THE DATA:

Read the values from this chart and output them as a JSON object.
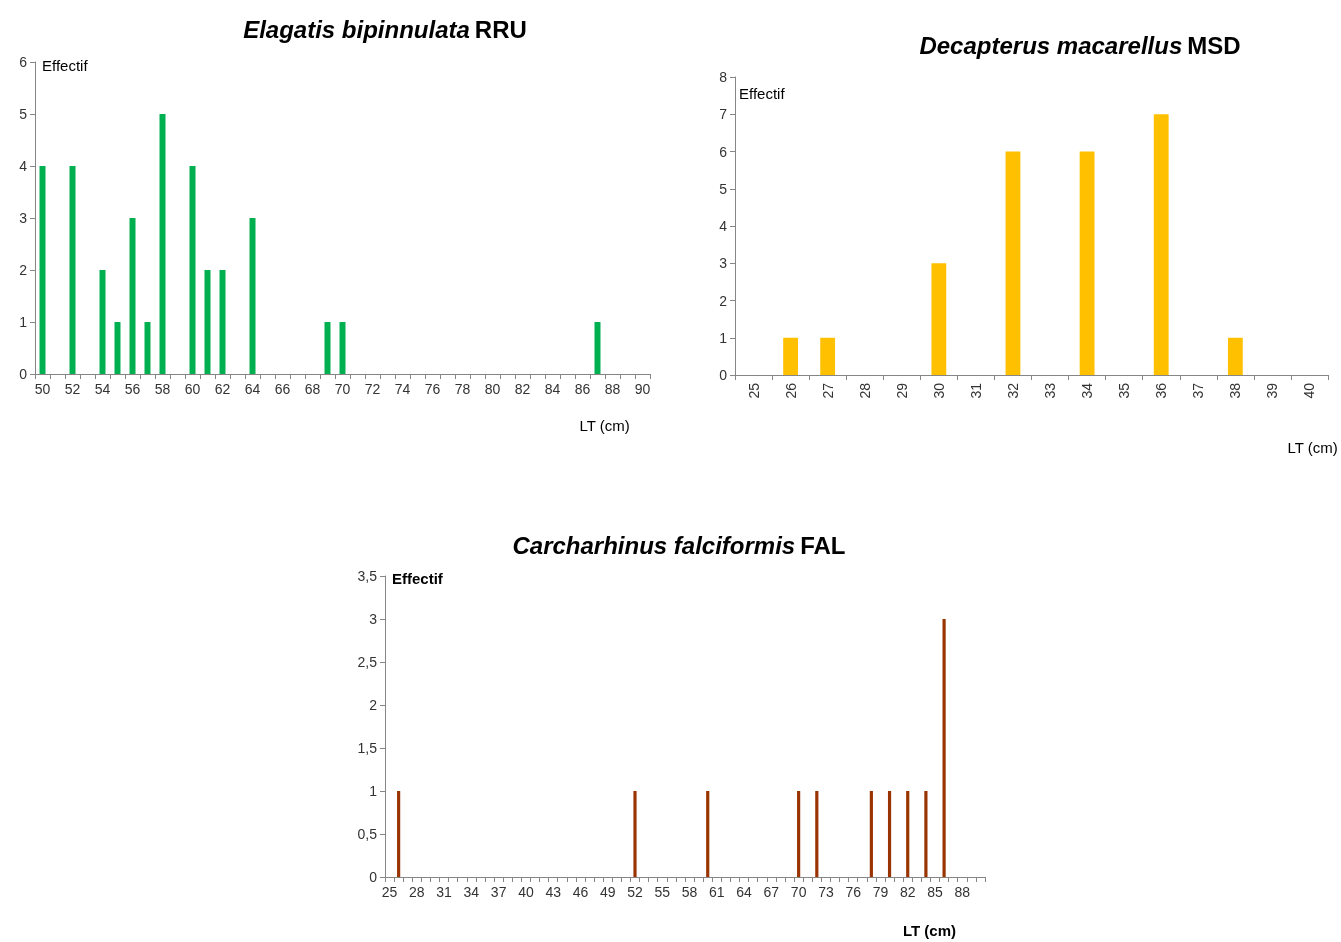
{
  "chart_data": [
    {
      "type": "bar",
      "title": "Elagatis bipinnulata RRU",
      "xlabel": "LT (cm)",
      "ylabel": "Effectif",
      "color": "#00b050",
      "categories": [
        "50",
        null,
        "52",
        null,
        "54",
        null,
        "56",
        null,
        "58",
        null,
        "60",
        null,
        "62",
        null,
        "64",
        null,
        "66",
        null,
        "68",
        null,
        "70",
        null,
        "72",
        null,
        "74",
        null,
        "76",
        null,
        "78",
        null,
        "80",
        null,
        "82",
        null,
        "84",
        null,
        "86",
        null,
        "88",
        null,
        "90"
      ],
      "values": [
        4,
        0,
        4,
        0,
        2,
        1,
        3,
        1,
        5,
        0,
        4,
        2,
        2,
        0,
        3,
        0,
        0,
        0,
        0,
        1,
        1,
        0,
        0,
        0,
        0,
        0,
        0,
        0,
        0,
        0,
        0,
        0,
        0,
        0,
        0,
        0,
        0,
        1,
        0,
        0,
        0
      ],
      "ylim": [
        0,
        6
      ],
      "yticks": [
        0,
        1,
        2,
        3,
        4,
        5,
        6
      ]
    },
    {
      "type": "bar",
      "title": "Decapterus macarellus MSD",
      "xlabel": "LT (cm)",
      "ylabel": "Effectif",
      "color": "#ffc000",
      "categories": [
        "25",
        "26",
        "27",
        "28",
        "29",
        "30",
        "31",
        "32",
        "33",
        "34",
        "35",
        "36",
        "37",
        "38",
        "39",
        "40"
      ],
      "values": [
        0,
        1,
        1,
        0,
        0,
        3,
        0,
        6,
        0,
        6,
        0,
        7,
        0,
        1,
        0,
        0
      ],
      "ylim": [
        0,
        8
      ],
      "yticks": [
        0,
        1,
        2,
        3,
        4,
        5,
        6,
        7,
        8
      ]
    },
    {
      "type": "bar",
      "title": "Carcharhinus falciformis FAL",
      "xlabel": "LT (cm)",
      "ylabel": "Effectif",
      "color": "#993300",
      "categories": [
        "25",
        null,
        null,
        "28",
        null,
        null,
        "31",
        null,
        null,
        "34",
        null,
        null,
        "37",
        null,
        null,
        "40",
        null,
        null,
        "43",
        null,
        null,
        "46",
        null,
        null,
        "49",
        null,
        null,
        "52",
        null,
        null,
        "55",
        null,
        null,
        "58",
        null,
        null,
        "61",
        null,
        null,
        "64",
        null,
        null,
        "67",
        null,
        null,
        "70",
        null,
        null,
        "73",
        null,
        null,
        "76",
        null,
        null,
        "79",
        null,
        null,
        "82",
        null,
        null,
        "85",
        null,
        null,
        "88",
        null,
        null
      ],
      "values": [
        0,
        1,
        0,
        0,
        0,
        0,
        0,
        0,
        0,
        0,
        0,
        0,
        0,
        0,
        0,
        0,
        0,
        0,
        0,
        0,
        0,
        0,
        0,
        0,
        0,
        0,
        0,
        1,
        0,
        0,
        0,
        0,
        0,
        0,
        0,
        1,
        0,
        0,
        0,
        0,
        0,
        0,
        0,
        0,
        0,
        1,
        0,
        1,
        0,
        0,
        0,
        0,
        0,
        1,
        0,
        1,
        0,
        1,
        0,
        1,
        0,
        3,
        0,
        0,
        0,
        0
      ],
      "ylim": [
        0,
        3.5
      ],
      "yticks": [
        0,
        {
          "value": 0.5,
          "label": "0,5"
        },
        1,
        {
          "value": 1.5,
          "label": "1,5"
        },
        2,
        {
          "value": 2.5,
          "label": "2,5"
        },
        3,
        {
          "value": 3.5,
          "label": "3,5"
        }
      ]
    }
  ]
}
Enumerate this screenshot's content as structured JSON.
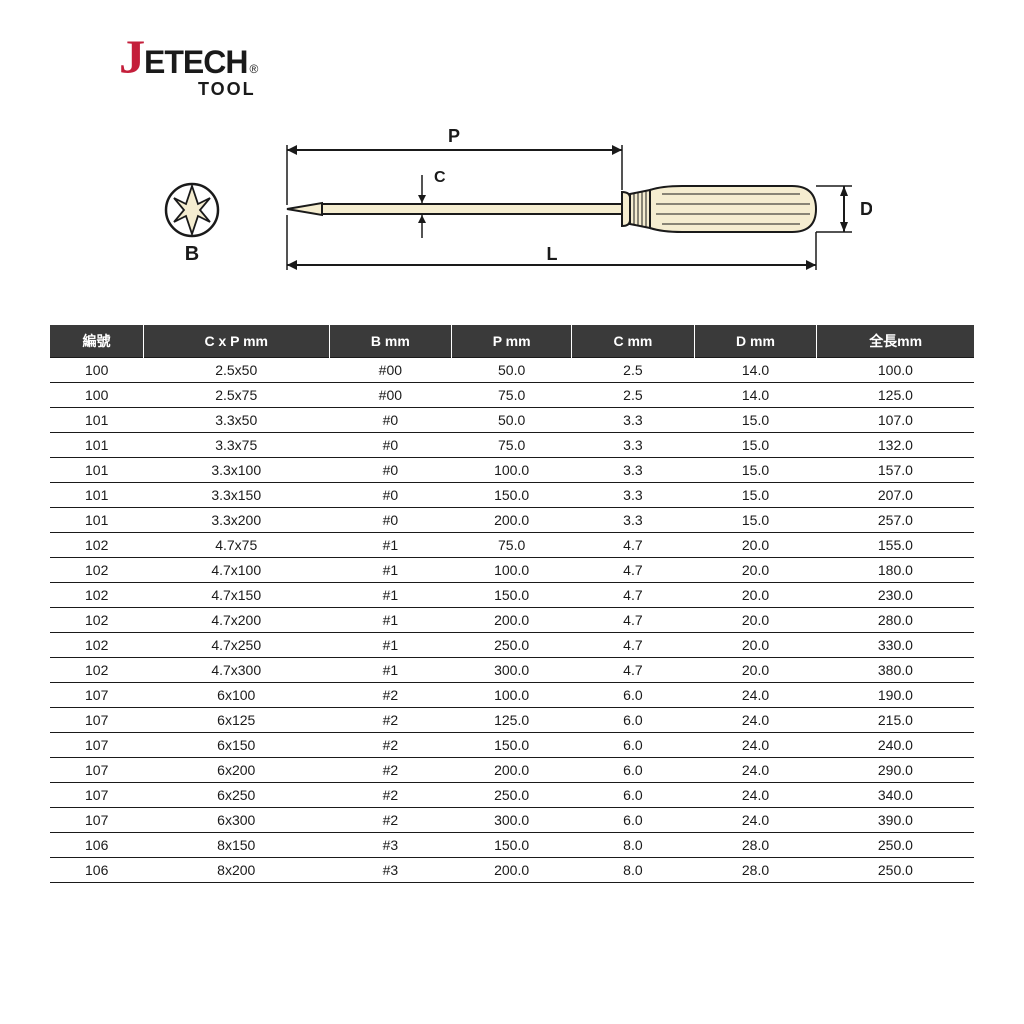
{
  "logo": {
    "j_text": "J",
    "etech_text": "ETECH",
    "reg_text": "®",
    "tool_text": "TOOL",
    "j_color": "#c41e3a",
    "text_color": "#1a1a1a"
  },
  "diagram": {
    "stroke_color": "#1a1a1a",
    "fill_color": "#f5edd0",
    "labels": {
      "B": "B",
      "P": "P",
      "C": "C",
      "L": "L",
      "D": "D"
    }
  },
  "table": {
    "header_bg": "#3a3a3a",
    "header_fg": "#ffffff",
    "border_color": "#1a1a1a",
    "columns": [
      "編號",
      "C x P mm",
      "B mm",
      "P mm",
      "C mm",
      "D mm",
      "全長mm"
    ],
    "rows": [
      [
        "100",
        "2.5x50",
        "#00",
        "50.0",
        "2.5",
        "14.0",
        "100.0"
      ],
      [
        "100",
        "2.5x75",
        "#00",
        "75.0",
        "2.5",
        "14.0",
        "125.0"
      ],
      [
        "101",
        "3.3x50",
        "#0",
        "50.0",
        "3.3",
        "15.0",
        "107.0"
      ],
      [
        "101",
        "3.3x75",
        "#0",
        "75.0",
        "3.3",
        "15.0",
        "132.0"
      ],
      [
        "101",
        "3.3x100",
        "#0",
        "100.0",
        "3.3",
        "15.0",
        "157.0"
      ],
      [
        "101",
        "3.3x150",
        "#0",
        "150.0",
        "3.3",
        "15.0",
        "207.0"
      ],
      [
        "101",
        "3.3x200",
        "#0",
        "200.0",
        "3.3",
        "15.0",
        "257.0"
      ],
      [
        "102",
        "4.7x75",
        "#1",
        "75.0",
        "4.7",
        "20.0",
        "155.0"
      ],
      [
        "102",
        "4.7x100",
        "#1",
        "100.0",
        "4.7",
        "20.0",
        "180.0"
      ],
      [
        "102",
        "4.7x150",
        "#1",
        "150.0",
        "4.7",
        "20.0",
        "230.0"
      ],
      [
        "102",
        "4.7x200",
        "#1",
        "200.0",
        "4.7",
        "20.0",
        "280.0"
      ],
      [
        "102",
        "4.7x250",
        "#1",
        "250.0",
        "4.7",
        "20.0",
        "330.0"
      ],
      [
        "102",
        "4.7x300",
        "#1",
        "300.0",
        "4.7",
        "20.0",
        "380.0"
      ],
      [
        "107",
        "6x100",
        "#2",
        "100.0",
        "6.0",
        "24.0",
        "190.0"
      ],
      [
        "107",
        "6x125",
        "#2",
        "125.0",
        "6.0",
        "24.0",
        "215.0"
      ],
      [
        "107",
        "6x150",
        "#2",
        "150.0",
        "6.0",
        "24.0",
        "240.0"
      ],
      [
        "107",
        "6x200",
        "#2",
        "200.0",
        "6.0",
        "24.0",
        "290.0"
      ],
      [
        "107",
        "6x250",
        "#2",
        "250.0",
        "6.0",
        "24.0",
        "340.0"
      ],
      [
        "107",
        "6x300",
        "#2",
        "300.0",
        "6.0",
        "24.0",
        "390.0"
      ],
      [
        "106",
        "8x150",
        "#3",
        "150.0",
        "8.0",
        "28.0",
        "250.0"
      ],
      [
        "106",
        "8x200",
        "#3",
        "200.0",
        "8.0",
        "28.0",
        "250.0"
      ]
    ]
  }
}
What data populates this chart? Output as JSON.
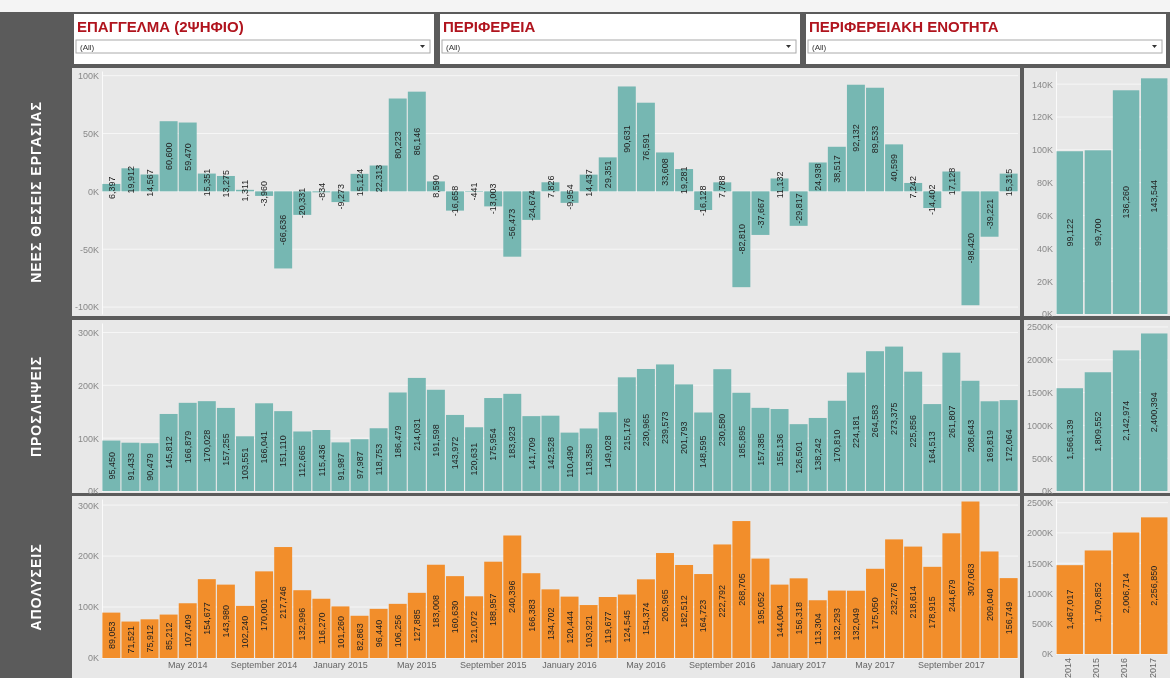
{
  "chart_data": [
    {
      "type": "other",
      "annotations": [
        "ΕΠΑΓΓΕΛΜΑ (2ΨΗΦΙΟ)",
        "(All)",
        "ΠΕΡΙΦΕΡΕΙΑ",
        "(All)",
        "ΠΕΡΙΦΕΡΕΙΑΚΗ ΕΝΟΤΗΤΑ",
        "(All)"
      ]
    },
    {
      "type": "bar",
      "ylabel": "ΝΕΕΣ ΘΕΣΕΙΣ ΕΡΓΑΣΙΑΣ",
      "tick_labels": "y",
      "grid": "y",
      "color": "#76b7b2",
      "value_labels": [
        "6,397",
        "19,912",
        "14,567",
        "60,600",
        "59,470",
        "15,351",
        "13,275",
        "1,311",
        "-3,960",
        "-66,636",
        "-20,331",
        "-834",
        "-9,273",
        "15,124",
        "22,313",
        "80,223",
        "86,146",
        "8,590",
        "-16,658",
        "-441",
        "-13,003",
        "-56,473",
        "-24,674",
        "7,826",
        "-9,954",
        "14,437",
        "29,351",
        "90,631",
        "76,591",
        "33,608",
        "19,281",
        "-16,128",
        "7,788",
        "-82,810",
        "-37,667",
        "11,132",
        "-29,817",
        "24,938",
        "38,517",
        "92,132",
        "89,533",
        "40,599",
        "7,242",
        "-14,402",
        "17,128",
        "-98,420",
        "-39,221",
        "15,315"
      ],
      "categories": [
        null,
        null,
        null,
        null,
        null,
        null,
        null,
        null,
        null,
        null,
        null,
        null,
        null,
        null,
        null,
        null,
        null,
        null,
        null,
        null,
        null,
        null,
        null,
        null,
        null,
        null,
        null,
        null,
        null,
        null,
        null,
        null,
        null,
        null,
        null,
        null,
        null,
        null,
        null,
        null,
        null,
        null,
        null,
        null,
        null,
        null,
        null,
        null
      ],
      "values": [
        6397,
        19912,
        14567,
        60600,
        59470,
        15351,
        13275,
        1311,
        -3960,
        -66636,
        -20331,
        -834,
        -9273,
        15124,
        22313,
        80223,
        86146,
        8590,
        -16658,
        -441,
        -13003,
        -56473,
        -24674,
        7826,
        -9954,
        14437,
        29351,
        90631,
        76591,
        33608,
        19281,
        -16128,
        7788,
        -82810,
        -37667,
        11132,
        -29817,
        24938,
        38517,
        92132,
        89533,
        40599,
        7242,
        -14402,
        17128,
        -98420,
        -39221,
        15315
      ],
      "ylim": [
        -106000,
        104000
      ],
      "yticks": [
        {
          "value": 100000,
          "label": "100K"
        },
        {
          "value": 50000,
          "label": "50K"
        },
        {
          "value": 0,
          "label": "0K"
        },
        {
          "value": -50000,
          "label": "-50K"
        },
        {
          "value": -100000,
          "label": "-100K"
        }
      ]
    },
    {
      "type": "bar",
      "tick_labels": "y",
      "grid": "y",
      "color": "#76b7b2",
      "categories": [
        null,
        null,
        null,
        null
      ],
      "values": [
        99122,
        99700,
        136260,
        143544
      ],
      "value_labels": [
        "99,122",
        "99,700",
        "136,260",
        "143,544"
      ],
      "ylim": [
        0,
        148000
      ],
      "yticks": [
        {
          "value": 0,
          "label": "0K"
        },
        {
          "value": 20000,
          "label": "20K"
        },
        {
          "value": 40000,
          "label": "40K"
        },
        {
          "value": 60000,
          "label": "60K"
        },
        {
          "value": 80000,
          "label": "80K"
        },
        {
          "value": 100000,
          "label": "100K"
        },
        {
          "value": 120000,
          "label": "120K"
        },
        {
          "value": 140000,
          "label": "140K"
        }
      ]
    },
    {
      "type": "bar",
      "ylabel": "ΠΡΟΣΛΗΨΕΙΣ",
      "tick_labels": "y",
      "grid": "y",
      "color": "#76b7b2",
      "value_labels": [
        "95,450",
        "91,433",
        "90,479",
        "145,812",
        "166,879",
        "170,028",
        "157,255",
        "103,551",
        "166,041",
        "151,110",
        "112,665",
        "115,436",
        "91,987",
        "97,987",
        "118,753",
        "186,479",
        "214,031",
        "191,598",
        "143,972",
        "120,631",
        "175,954",
        "183,923",
        "141,709",
        "142,528",
        "110,490",
        "118,358",
        "149,028",
        "215,176",
        "230,965",
        "239,573",
        "201,793",
        "148,595",
        "230,580",
        "185,895",
        "157,385",
        "155,136",
        "126,501",
        "138,242",
        "170,810",
        "224,181",
        "264,583",
        "273,375",
        "225,856",
        "164,513",
        "261,807",
        "208,643",
        "169,819",
        "172,064"
      ],
      "categories": [
        null,
        null,
        null,
        null,
        null,
        null,
        null,
        null,
        null,
        null,
        null,
        null,
        null,
        null,
        null,
        null,
        null,
        null,
        null,
        null,
        null,
        null,
        null,
        null,
        null,
        null,
        null,
        null,
        null,
        null,
        null,
        null,
        null,
        null,
        null,
        null,
        null,
        null,
        null,
        null,
        null,
        null,
        null,
        null,
        null,
        null,
        null,
        null
      ],
      "values": [
        95450,
        91433,
        90479,
        145812,
        166879,
        170028,
        157255,
        103551,
        166041,
        151110,
        112665,
        115436,
        91987,
        97987,
        118753,
        186479,
        214031,
        191598,
        143972,
        120631,
        175954,
        183923,
        141709,
        142528,
        110490,
        118358,
        149028,
        215176,
        230965,
        239573,
        201793,
        148595,
        230580,
        185895,
        157385,
        155136,
        126501,
        138242,
        170810,
        224181,
        264583,
        273375,
        225856,
        164513,
        261807,
        208643,
        169819,
        172064
      ],
      "ylim": [
        0,
        318000
      ],
      "yticks": [
        {
          "value": 0,
          "label": "0K"
        },
        {
          "value": 100000,
          "label": "100K"
        },
        {
          "value": 200000,
          "label": "200K"
        },
        {
          "value": 300000,
          "label": "300K"
        }
      ]
    },
    {
      "type": "bar",
      "tick_labels": "y",
      "grid": "y",
      "color": "#76b7b2",
      "categories": [
        null,
        null,
        null,
        null
      ],
      "values": [
        1566139,
        1809552,
        2142974,
        2400394
      ],
      "value_labels": [
        "1,566,139",
        "1,809,552",
        "2,142,974",
        "2,400,394"
      ],
      "ylim": [
        0,
        2560000
      ],
      "yticks": [
        {
          "value": 0,
          "label": "0K"
        },
        {
          "value": 500000,
          "label": "500K"
        },
        {
          "value": 1000000,
          "label": "1000K"
        },
        {
          "value": 1500000,
          "label": "1500K"
        },
        {
          "value": 2000000,
          "label": "2000K"
        },
        {
          "value": 2500000,
          "label": "2500K"
        }
      ]
    },
    {
      "type": "bar",
      "ylabel": "ΑΠΟΛΥΣΕΙΣ",
      "grid": "y",
      "color": "#f28e2b",
      "value_labels": [
        "89,053",
        "71,521",
        "75,912",
        "85,212",
        "107,409",
        "154,677",
        "143,980",
        "102,240",
        "170,001",
        "217,746",
        "132,996",
        "116,270",
        "101,260",
        "82,863",
        "96,440",
        "106,256",
        "127,885",
        "183,008",
        "160,630",
        "121,072",
        "188,957",
        "240,396",
        "166,383",
        "134,702",
        "120,444",
        "103,921",
        "119,677",
        "124,545",
        "154,374",
        "205,965",
        "182,512",
        "164,723",
        "222,792",
        "268,705",
        "195,052",
        "144,004",
        "156,318",
        "113,304",
        "132,293",
        "132,049",
        "175,050",
        "232,776",
        "218,614",
        "178,915",
        "244,679",
        "307,063",
        "209,040",
        "156,749"
      ],
      "categories": [
        null,
        null,
        null,
        null,
        "May 2014",
        null,
        null,
        null,
        "September 2014",
        null,
        null,
        null,
        "January 2015",
        null,
        null,
        null,
        "May 2015",
        null,
        null,
        null,
        "September 2015",
        null,
        null,
        null,
        "January 2016",
        null,
        null,
        null,
        "May 2016",
        null,
        null,
        null,
        "September 2016",
        null,
        null,
        null,
        "January 2017",
        null,
        null,
        null,
        "May 2017",
        null,
        null,
        null,
        "September 2017",
        null,
        null,
        null
      ],
      "values": [
        89053,
        71521,
        75912,
        85212,
        107409,
        154677,
        143980,
        102240,
        170001,
        217746,
        132996,
        116270,
        101260,
        82863,
        96440,
        106256,
        127885,
        183008,
        160630,
        121072,
        188957,
        240396,
        166383,
        134702,
        120444,
        103921,
        119677,
        124545,
        154374,
        205965,
        182512,
        164723,
        222792,
        268705,
        195052,
        144004,
        156318,
        113304,
        132293,
        132049,
        175050,
        232776,
        218614,
        178915,
        244679,
        307063,
        209040,
        156749
      ],
      "ylim": [
        0,
        312000
      ],
      "yticks": [
        {
          "value": 0,
          "label": "0K"
        },
        {
          "value": 100000,
          "label": "100K"
        },
        {
          "value": 200000,
          "label": "200K"
        },
        {
          "value": 300000,
          "label": "300K"
        }
      ]
    },
    {
      "type": "bar",
      "grid": "y",
      "color": "#f28e2b",
      "categories": [
        "2014",
        "2015",
        "2016",
        "2017"
      ],
      "values": [
        1467017,
        1709852,
        2006714,
        2256850
      ],
      "value_labels": [
        "1,467,017",
        "1,709,852",
        "2,006,714",
        "2,256,850"
      ],
      "ylim": [
        0,
        2560000
      ],
      "yticks": [
        {
          "value": 0,
          "label": "0K"
        },
        {
          "value": 500000,
          "label": "500K"
        },
        {
          "value": 1000000,
          "label": "1000K"
        },
        {
          "value": 1500000,
          "label": "1500K"
        },
        {
          "value": 2000000,
          "label": "2000K"
        },
        {
          "value": 2500000,
          "label": "2500K"
        }
      ]
    }
  ]
}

PROBLEM REQUIREMENTS: Output a single number: how many lines contain the word "this".

EXPECTED ANSWER: 3